— Start of Input for this task —
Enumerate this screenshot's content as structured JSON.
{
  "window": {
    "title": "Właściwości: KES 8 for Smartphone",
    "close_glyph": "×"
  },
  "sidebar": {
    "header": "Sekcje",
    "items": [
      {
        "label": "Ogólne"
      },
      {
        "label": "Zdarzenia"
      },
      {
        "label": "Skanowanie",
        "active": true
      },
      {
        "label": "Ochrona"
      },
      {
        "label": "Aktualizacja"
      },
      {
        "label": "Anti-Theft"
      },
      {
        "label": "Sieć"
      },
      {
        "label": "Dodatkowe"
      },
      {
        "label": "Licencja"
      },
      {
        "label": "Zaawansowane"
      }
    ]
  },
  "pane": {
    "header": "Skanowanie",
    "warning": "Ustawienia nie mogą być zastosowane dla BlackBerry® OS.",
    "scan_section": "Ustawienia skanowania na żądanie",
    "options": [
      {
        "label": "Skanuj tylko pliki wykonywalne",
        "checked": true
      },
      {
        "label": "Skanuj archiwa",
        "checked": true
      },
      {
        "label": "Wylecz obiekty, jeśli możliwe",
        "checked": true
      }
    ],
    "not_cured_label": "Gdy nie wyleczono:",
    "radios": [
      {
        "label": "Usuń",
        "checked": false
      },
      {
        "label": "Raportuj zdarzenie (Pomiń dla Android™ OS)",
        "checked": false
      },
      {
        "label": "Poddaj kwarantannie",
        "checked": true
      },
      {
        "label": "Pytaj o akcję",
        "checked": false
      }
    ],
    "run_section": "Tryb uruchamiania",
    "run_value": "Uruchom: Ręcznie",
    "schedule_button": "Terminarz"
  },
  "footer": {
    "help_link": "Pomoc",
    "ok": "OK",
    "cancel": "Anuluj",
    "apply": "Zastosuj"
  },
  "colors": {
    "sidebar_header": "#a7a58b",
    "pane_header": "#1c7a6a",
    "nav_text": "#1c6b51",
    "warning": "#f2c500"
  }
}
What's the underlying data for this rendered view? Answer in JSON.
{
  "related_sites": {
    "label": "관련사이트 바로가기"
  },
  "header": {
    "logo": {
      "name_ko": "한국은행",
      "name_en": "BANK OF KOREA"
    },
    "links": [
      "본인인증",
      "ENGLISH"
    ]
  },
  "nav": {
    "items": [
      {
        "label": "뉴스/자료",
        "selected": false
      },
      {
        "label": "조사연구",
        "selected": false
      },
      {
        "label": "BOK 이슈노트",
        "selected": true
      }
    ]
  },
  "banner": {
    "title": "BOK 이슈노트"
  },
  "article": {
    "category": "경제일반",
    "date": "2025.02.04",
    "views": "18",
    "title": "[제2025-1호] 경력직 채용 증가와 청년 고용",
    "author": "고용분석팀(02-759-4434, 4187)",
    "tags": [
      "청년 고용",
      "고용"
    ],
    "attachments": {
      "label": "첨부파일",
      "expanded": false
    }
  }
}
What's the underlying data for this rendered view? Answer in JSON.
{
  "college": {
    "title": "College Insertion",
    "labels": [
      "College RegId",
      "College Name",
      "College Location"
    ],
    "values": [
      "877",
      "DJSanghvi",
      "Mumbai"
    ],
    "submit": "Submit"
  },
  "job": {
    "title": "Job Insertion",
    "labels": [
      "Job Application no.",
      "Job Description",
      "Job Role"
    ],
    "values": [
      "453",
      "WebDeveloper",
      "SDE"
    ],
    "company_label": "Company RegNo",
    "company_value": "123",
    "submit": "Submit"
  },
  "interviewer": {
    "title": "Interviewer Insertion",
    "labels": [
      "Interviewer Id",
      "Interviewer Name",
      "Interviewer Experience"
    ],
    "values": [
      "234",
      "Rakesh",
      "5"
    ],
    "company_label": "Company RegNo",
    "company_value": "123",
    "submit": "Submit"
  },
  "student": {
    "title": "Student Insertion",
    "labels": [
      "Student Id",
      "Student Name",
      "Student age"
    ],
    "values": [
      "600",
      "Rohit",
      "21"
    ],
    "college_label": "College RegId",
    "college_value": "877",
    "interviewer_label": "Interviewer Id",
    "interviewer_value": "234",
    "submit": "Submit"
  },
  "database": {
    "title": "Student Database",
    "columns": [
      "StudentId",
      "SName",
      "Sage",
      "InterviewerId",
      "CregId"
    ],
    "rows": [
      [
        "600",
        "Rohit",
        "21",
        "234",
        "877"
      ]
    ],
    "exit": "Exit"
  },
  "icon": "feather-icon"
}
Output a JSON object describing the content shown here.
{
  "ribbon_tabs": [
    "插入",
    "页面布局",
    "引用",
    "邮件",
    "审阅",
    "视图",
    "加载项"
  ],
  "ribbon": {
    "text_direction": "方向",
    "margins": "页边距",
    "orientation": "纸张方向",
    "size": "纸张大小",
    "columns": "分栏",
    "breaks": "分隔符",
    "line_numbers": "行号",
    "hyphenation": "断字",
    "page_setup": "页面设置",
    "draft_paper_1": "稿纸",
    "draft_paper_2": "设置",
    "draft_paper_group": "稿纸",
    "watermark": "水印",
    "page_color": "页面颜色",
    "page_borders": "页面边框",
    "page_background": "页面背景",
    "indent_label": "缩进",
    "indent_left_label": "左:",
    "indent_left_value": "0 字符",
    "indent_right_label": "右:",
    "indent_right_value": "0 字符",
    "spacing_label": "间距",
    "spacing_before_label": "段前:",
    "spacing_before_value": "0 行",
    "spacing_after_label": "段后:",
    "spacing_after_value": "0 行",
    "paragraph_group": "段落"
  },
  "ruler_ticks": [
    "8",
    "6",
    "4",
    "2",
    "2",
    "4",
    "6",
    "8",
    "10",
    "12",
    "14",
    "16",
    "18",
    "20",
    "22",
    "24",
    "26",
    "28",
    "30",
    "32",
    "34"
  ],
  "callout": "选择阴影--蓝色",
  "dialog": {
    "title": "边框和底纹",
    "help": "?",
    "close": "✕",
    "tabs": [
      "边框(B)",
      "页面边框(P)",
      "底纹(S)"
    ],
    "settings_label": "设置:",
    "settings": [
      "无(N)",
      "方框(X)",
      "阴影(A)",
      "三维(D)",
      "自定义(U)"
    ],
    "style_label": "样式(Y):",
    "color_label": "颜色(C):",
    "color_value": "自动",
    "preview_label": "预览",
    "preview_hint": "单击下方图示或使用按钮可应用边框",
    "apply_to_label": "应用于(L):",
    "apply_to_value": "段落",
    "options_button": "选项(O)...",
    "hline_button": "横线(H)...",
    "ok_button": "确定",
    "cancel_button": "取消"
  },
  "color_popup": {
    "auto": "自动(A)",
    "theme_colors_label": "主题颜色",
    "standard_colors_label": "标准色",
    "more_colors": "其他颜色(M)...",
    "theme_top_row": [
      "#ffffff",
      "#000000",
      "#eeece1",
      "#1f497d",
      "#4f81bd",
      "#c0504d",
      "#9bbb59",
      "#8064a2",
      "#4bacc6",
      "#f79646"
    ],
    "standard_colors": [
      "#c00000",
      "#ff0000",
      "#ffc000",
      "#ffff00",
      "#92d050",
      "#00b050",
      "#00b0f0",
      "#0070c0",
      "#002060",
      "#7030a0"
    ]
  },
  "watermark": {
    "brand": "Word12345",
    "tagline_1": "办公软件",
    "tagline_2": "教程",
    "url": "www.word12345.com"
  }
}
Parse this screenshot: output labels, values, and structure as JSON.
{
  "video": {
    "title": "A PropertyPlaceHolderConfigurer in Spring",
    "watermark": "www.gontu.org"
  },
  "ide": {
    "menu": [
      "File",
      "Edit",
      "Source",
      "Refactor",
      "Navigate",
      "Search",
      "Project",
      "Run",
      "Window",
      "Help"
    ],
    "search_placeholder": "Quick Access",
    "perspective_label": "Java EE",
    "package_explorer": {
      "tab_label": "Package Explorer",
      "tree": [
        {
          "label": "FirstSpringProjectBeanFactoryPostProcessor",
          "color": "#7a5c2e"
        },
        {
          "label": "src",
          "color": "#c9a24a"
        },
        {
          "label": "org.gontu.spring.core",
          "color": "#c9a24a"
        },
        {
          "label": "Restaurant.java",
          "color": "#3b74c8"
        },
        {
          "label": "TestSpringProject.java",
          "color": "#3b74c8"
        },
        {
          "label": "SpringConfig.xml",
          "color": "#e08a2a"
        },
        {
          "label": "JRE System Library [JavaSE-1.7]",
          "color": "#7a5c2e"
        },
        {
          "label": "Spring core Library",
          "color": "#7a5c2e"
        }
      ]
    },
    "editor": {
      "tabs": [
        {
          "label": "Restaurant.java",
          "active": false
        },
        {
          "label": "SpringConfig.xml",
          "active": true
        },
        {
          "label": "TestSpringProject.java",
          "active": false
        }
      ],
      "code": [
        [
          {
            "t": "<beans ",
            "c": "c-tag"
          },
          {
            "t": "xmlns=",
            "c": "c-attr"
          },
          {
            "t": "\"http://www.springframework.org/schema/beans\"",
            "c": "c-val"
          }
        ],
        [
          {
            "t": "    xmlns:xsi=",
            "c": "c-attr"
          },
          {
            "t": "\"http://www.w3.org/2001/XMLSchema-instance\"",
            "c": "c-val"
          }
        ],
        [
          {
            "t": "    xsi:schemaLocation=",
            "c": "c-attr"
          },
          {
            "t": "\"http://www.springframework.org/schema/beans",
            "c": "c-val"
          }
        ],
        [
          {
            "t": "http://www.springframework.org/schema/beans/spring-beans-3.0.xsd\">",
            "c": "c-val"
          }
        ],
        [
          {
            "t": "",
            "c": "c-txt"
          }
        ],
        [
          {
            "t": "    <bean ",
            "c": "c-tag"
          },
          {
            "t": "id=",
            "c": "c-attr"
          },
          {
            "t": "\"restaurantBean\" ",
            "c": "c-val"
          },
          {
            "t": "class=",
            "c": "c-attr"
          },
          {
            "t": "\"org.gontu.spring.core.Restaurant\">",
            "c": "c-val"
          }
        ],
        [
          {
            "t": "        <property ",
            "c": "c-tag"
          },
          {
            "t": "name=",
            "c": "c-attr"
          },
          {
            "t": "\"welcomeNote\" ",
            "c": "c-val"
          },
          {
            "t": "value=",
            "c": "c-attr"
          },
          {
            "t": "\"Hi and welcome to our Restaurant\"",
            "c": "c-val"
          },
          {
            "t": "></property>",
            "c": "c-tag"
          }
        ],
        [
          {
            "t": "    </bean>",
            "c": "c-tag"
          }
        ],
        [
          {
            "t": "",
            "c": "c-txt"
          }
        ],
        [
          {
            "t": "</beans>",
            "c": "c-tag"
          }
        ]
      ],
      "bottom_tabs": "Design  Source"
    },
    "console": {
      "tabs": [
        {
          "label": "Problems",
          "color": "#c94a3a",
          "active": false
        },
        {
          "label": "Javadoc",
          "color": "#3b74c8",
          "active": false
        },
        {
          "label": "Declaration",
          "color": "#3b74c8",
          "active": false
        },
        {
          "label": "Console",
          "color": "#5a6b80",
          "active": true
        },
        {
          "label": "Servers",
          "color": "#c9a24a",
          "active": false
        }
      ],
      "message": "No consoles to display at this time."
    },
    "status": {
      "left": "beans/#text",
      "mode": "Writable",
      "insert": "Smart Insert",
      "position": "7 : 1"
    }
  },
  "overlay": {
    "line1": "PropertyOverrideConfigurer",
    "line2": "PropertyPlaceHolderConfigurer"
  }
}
— End of Input for this task —
What is being asked: From the records above, pull out every line containing the word "gontu".

Exercise output:
    "watermark": "www.gontu.org"
          "label": "org.gontu.spring.core",
            "t": "\"org.gontu.spring.core.Restaurant\">",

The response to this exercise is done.